Records ▸
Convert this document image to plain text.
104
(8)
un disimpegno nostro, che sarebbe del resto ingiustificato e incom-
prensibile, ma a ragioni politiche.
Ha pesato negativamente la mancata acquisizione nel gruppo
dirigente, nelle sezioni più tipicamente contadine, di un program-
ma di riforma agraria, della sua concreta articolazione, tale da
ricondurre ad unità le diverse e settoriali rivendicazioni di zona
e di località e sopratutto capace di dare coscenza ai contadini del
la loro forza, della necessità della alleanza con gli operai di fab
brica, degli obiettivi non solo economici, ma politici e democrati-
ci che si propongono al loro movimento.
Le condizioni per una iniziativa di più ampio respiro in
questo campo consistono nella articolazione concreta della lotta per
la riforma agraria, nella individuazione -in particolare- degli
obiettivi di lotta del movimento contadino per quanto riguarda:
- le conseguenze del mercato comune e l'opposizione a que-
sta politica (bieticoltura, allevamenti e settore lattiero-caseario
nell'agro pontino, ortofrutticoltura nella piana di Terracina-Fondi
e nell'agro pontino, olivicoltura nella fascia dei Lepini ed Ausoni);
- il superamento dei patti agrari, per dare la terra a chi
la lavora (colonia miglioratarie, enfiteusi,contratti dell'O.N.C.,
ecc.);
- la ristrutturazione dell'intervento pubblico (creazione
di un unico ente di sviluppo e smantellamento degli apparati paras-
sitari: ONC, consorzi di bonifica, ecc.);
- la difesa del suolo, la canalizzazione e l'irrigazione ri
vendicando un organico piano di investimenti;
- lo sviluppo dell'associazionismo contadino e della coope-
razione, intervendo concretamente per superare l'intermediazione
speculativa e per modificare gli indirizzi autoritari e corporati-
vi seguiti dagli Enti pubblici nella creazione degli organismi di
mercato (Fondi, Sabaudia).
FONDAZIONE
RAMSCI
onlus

Your task ▸ Pull out every line of the records that includes the string "agraria".

Exercise response ▸
ma di riforma agraria, della sua concreta articolazione, tale da
la riforma agraria, nella individuazione -in particolare- degli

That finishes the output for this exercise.